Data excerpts
——
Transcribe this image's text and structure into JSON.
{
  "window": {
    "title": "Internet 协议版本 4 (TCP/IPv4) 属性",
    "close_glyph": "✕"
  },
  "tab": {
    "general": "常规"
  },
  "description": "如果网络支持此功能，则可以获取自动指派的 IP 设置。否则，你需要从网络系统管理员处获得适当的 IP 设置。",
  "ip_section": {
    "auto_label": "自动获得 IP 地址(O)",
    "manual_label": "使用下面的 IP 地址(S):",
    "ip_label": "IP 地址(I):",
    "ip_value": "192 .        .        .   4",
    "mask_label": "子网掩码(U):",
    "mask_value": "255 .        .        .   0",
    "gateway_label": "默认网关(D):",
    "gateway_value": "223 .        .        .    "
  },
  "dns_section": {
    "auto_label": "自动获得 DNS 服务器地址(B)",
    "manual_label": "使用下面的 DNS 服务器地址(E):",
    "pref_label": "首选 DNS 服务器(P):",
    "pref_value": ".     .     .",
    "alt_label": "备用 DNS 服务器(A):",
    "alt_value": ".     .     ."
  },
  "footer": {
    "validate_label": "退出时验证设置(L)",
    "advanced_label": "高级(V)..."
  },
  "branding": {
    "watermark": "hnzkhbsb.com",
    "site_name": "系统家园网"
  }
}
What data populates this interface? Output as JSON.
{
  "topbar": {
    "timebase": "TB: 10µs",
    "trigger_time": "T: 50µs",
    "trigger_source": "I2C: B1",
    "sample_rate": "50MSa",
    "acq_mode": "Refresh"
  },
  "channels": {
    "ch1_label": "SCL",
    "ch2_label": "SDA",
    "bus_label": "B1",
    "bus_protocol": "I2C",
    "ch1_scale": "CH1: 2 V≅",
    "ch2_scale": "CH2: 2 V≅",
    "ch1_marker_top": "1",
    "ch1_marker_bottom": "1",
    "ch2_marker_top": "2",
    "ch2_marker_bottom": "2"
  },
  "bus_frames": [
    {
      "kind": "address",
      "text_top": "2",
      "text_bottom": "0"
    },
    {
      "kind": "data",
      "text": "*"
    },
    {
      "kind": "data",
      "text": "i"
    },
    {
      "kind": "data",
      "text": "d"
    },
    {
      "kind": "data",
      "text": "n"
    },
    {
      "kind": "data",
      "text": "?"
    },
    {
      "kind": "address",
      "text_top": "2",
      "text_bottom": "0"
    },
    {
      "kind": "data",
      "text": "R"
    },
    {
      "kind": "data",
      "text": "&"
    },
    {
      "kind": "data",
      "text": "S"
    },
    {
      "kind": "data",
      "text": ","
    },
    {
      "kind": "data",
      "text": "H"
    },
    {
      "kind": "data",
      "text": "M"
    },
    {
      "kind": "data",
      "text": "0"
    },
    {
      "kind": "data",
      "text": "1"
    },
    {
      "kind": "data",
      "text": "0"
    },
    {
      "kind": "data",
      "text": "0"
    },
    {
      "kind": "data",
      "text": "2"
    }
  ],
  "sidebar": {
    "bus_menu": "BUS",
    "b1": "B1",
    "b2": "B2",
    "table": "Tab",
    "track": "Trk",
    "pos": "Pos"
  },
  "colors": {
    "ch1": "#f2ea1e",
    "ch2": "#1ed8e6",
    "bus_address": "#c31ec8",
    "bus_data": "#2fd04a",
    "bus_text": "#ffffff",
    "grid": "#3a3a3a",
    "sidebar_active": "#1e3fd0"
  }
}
——
# [GOAL]
Copy every line verbatim.

# [EXPECTED ANSWER]
Transcribe this image's text and structure into JSON.
{
  "window": {
    "title": "Internet 协议版本 4 (TCP/IPv4) 属性",
    "close_glyph": "✕"
  },
  "tab": {
    "general": "常规"
  },
  "description": "如果网络支持此功能，则可以获取自动指派的 IP 设置。否则，你需要从网络系统管理员处获得适当的 IP 设置。",
  "ip_section": {
    "auto_label": "自动获得 IP 地址(O)",
    "manual_label": "使用下面的 IP 地址(S):",
    "ip_label": "IP 地址(I):",
    "ip_value": "192 .        .        .   4",
    "mask_label": "子网掩码(U):",
    "mask_value": "255 .        .        .   0",
    "gateway_label": "默认网关(D):",
    "gateway_value": "223 .        .        .    "
  },
  "dns_section": {
    "auto_label": "自动获得 DNS 服务器地址(B)",
    "manual_label": "使用下面的 DNS 服务器地址(E):",
    "pref_label": "首选 DNS 服务器(P):",
    "pref_value": ".     .     .",
    "alt_label": "备用 DNS 服务器(A):",
    "alt_value": ".     .     ."
  },
  "footer": {
    "validate_label": "退出时验证设置(L)",
    "advanced_label": "高级(V)..."
  },
  "branding": {
    "watermark": "hnzkhbsb.com",
    "site_name": "系统家园网"
  }
}
What data populates this interface? Output as JSON.
{
  "topbar": {
    "timebase": "TB: 10µs",
    "trigger_time": "T: 50µs",
    "trigger_source": "I2C: B1",
    "sample_rate": "50MSa",
    "acq_mode": "Refresh"
  },
  "channels": {
    "ch1_label": "SCL",
    "ch2_label": "SDA",
    "bus_label": "B1",
    "bus_protocol": "I2C",
    "ch1_scale": "CH1: 2 V≅",
    "ch2_scale": "CH2: 2 V≅",
    "ch1_marker_top": "1",
    "ch1_marker_bottom": "1",
    "ch2_marker_top": "2",
    "ch2_marker_bottom": "2"
  },
  "bus_frames": [
    {
      "kind": "address",
      "text_top": "2",
      "text_bottom": "0"
    },
    {
      "kind": "data",
      "text": "*"
    },
    {
      "kind": "data",
      "text": "i"
    },
    {
      "kind": "data",
      "text": "d"
    },
    {
      "kind": "data",
      "text": "n"
    },
    {
      "kind": "data",
      "text": "?"
    },
    {
      "kind": "address",
      "text_top": "2",
      "text_bottom": "0"
    },
    {
      "kind": "data",
      "text": "R"
    },
    {
      "kind": "data",
      "text": "&"
    },
    {
      "kind": "data",
      "text": "S"
    },
    {
      "kind": "data",
      "text": ","
    },
    {
      "kind": "data",
      "text": "H"
    },
    {
      "kind": "data",
      "text": "M"
    },
    {
      "kind": "data",
      "text": "0"
    },
    {
      "kind": "data",
      "text": "1"
    },
    {
      "kind": "data",
      "text": "0"
    },
    {
      "kind": "data",
      "text": "0"
    },
    {
      "kind": "data",
      "text": "2"
    }
  ],
  "sidebar": {
    "bus_menu": "BUS",
    "b1": "B1",
    "b2": "B2",
    "table": "Tab",
    "track": "Trk",
    "pos": "Pos"
  },
  "colors": {
    "ch1": "#f2ea1e",
    "ch2": "#1ed8e6",
    "bus_address": "#c31ec8",
    "bus_data": "#2fd04a",
    "bus_text": "#ffffff",
    "grid": "#3a3a3a",
    "sidebar_active": "#1e3fd0"
  }
}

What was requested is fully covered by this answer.